A block of data:
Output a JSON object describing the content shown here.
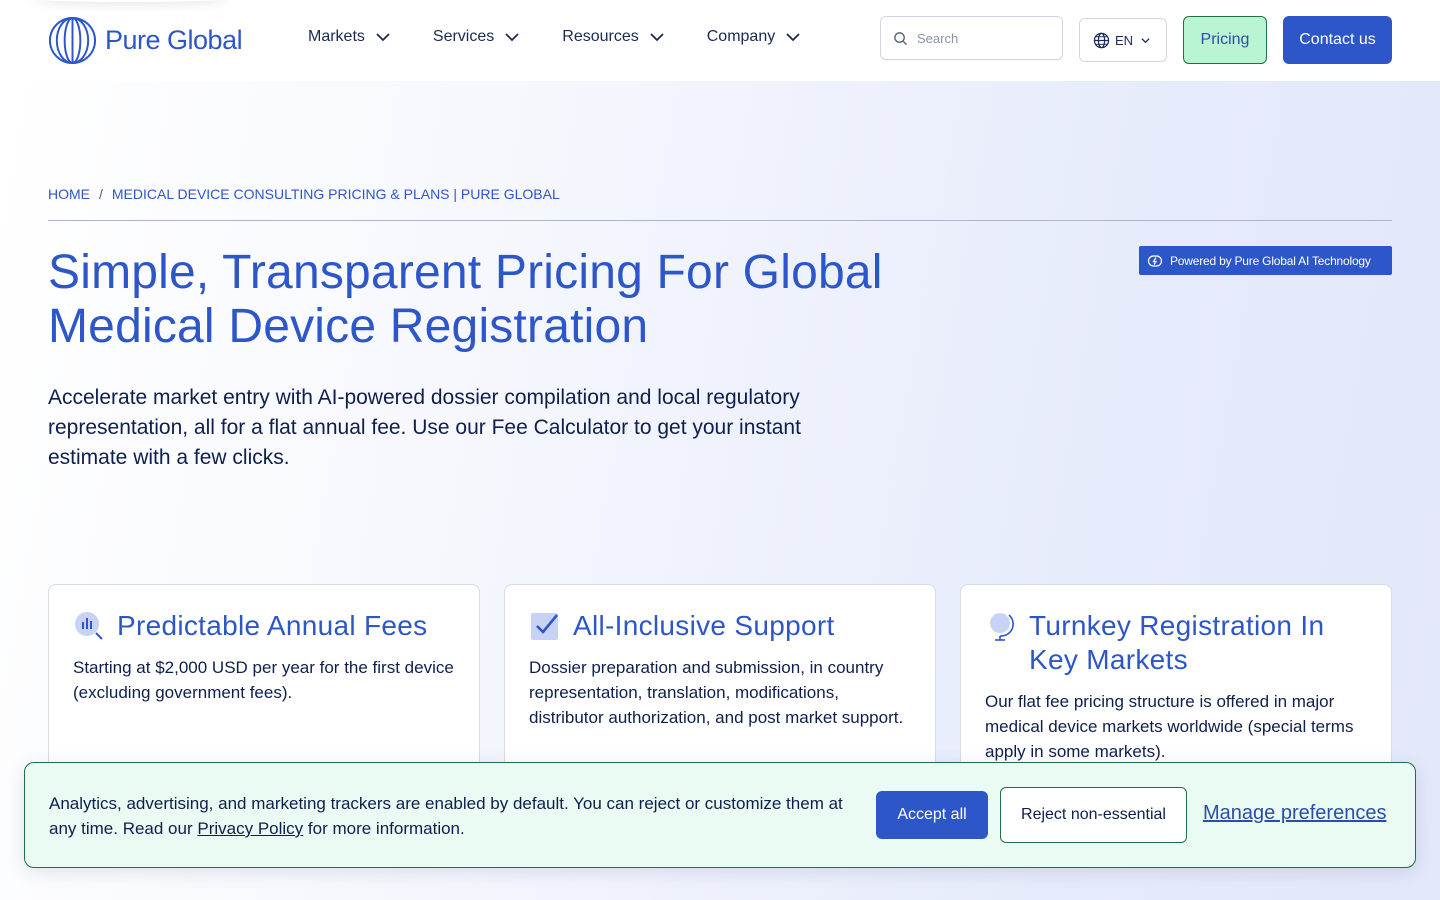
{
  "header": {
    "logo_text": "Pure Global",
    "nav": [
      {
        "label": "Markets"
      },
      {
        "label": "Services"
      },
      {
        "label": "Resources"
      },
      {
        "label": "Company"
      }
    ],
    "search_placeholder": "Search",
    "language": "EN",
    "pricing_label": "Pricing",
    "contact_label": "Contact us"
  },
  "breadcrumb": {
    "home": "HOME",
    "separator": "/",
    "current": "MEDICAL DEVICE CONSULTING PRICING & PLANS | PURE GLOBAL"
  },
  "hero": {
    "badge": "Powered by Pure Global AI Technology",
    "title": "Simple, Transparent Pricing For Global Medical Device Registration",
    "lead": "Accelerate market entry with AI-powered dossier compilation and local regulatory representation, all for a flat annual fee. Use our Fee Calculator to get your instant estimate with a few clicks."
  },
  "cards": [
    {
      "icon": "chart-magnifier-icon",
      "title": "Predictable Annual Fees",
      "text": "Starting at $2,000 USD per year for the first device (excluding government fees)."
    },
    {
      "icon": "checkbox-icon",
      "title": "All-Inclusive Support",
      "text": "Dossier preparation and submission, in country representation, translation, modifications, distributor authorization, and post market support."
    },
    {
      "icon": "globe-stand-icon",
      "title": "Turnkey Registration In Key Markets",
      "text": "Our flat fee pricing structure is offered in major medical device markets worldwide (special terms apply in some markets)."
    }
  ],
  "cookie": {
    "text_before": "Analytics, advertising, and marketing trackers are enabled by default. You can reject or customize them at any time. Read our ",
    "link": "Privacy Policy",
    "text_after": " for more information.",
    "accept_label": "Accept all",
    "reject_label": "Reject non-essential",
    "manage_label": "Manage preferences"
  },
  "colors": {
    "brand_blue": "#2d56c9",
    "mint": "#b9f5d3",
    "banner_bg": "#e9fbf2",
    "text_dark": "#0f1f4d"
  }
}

Written request: Locate all lines in the listing above with the word "icon" and copy them.

Exercise solution:
      "icon": "chart-magnifier-icon",
      "icon": "checkbox-icon",
      "icon": "globe-stand-icon",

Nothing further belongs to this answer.